* **PROVIDED RECORDS**
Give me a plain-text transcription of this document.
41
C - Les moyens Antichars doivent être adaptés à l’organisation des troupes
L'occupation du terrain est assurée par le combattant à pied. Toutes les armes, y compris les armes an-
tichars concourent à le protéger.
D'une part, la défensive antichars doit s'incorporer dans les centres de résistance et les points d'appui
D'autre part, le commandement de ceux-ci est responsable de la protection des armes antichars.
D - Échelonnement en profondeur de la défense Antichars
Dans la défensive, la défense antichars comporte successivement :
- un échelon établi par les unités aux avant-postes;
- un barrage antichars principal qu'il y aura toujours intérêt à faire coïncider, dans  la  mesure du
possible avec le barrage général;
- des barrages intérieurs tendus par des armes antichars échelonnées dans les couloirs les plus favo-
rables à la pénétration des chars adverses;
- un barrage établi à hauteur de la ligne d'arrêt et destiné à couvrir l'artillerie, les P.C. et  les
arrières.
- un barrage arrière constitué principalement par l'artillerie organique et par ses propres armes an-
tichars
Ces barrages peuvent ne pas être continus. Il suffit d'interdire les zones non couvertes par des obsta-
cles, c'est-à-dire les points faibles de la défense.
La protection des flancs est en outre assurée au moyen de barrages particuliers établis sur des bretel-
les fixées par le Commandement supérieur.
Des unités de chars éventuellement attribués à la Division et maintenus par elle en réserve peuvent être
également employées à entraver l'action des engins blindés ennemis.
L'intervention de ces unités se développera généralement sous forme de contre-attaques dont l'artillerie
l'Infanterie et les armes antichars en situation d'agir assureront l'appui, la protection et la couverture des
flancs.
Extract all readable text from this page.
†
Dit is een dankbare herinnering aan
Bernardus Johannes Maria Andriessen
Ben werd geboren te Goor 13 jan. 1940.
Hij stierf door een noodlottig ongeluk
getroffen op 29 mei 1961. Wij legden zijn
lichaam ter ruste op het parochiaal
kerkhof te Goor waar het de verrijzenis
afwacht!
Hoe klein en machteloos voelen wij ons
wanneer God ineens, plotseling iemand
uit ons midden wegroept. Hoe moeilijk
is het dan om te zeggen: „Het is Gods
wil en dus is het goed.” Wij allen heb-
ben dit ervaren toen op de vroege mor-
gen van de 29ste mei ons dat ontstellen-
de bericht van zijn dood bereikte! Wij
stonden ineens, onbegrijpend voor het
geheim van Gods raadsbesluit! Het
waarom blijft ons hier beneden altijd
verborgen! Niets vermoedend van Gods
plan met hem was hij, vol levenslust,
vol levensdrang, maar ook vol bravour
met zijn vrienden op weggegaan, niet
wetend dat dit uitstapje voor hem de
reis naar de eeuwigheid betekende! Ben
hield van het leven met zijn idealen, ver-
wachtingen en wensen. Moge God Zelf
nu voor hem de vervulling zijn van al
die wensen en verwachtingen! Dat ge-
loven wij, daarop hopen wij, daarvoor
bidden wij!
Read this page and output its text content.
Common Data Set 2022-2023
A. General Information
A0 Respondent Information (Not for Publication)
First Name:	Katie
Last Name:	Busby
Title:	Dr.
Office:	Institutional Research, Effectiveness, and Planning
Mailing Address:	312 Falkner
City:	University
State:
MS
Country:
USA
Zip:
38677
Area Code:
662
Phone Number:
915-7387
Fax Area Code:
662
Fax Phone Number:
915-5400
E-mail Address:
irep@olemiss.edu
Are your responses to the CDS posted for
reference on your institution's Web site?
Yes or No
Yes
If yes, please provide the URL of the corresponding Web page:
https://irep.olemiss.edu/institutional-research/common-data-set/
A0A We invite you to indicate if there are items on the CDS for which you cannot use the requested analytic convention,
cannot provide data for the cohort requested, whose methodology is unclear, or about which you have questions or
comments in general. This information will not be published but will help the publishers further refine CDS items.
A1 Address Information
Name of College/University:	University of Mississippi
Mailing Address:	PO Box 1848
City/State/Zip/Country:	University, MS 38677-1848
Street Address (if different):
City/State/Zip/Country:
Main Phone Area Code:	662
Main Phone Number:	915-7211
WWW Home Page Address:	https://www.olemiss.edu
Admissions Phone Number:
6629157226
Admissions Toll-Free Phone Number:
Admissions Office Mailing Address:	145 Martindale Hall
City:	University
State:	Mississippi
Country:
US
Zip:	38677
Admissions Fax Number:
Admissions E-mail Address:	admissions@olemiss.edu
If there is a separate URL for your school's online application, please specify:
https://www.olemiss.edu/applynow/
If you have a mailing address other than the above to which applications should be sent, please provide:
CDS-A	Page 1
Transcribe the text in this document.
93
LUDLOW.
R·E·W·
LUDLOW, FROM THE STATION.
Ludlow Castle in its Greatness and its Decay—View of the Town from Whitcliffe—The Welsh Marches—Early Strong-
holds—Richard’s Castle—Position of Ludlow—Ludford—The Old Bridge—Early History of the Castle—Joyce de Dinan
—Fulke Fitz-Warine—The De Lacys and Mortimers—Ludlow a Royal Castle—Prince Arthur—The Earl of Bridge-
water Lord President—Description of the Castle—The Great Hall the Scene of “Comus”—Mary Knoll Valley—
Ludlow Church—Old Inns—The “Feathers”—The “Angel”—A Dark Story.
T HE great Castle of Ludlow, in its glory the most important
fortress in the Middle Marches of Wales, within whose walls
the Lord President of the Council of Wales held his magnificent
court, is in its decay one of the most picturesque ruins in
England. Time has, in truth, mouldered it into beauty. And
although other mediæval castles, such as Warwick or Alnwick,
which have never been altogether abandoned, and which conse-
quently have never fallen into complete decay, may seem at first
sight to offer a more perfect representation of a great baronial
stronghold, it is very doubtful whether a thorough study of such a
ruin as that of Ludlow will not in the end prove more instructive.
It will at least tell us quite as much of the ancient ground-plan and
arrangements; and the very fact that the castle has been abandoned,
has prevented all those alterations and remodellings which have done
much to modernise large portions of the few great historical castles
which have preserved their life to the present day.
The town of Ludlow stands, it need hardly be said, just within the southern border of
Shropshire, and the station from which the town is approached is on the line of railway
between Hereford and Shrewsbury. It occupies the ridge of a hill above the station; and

* **SET PROBLEM**
Review the preceding data and report every line that includes the string "artillerie".

* **THE COMPLETED TASK**
- un barrage établi à hauteur de la ligne d'arrêt et destiné à couvrir l'artillerie, les P.C. et  les
- un barrage arrière constitué principalement par l'artillerie organique et par ses propres armes an-
L'intervention de ces unités se développera généralement sous forme de contre-attaques dont l'artillerie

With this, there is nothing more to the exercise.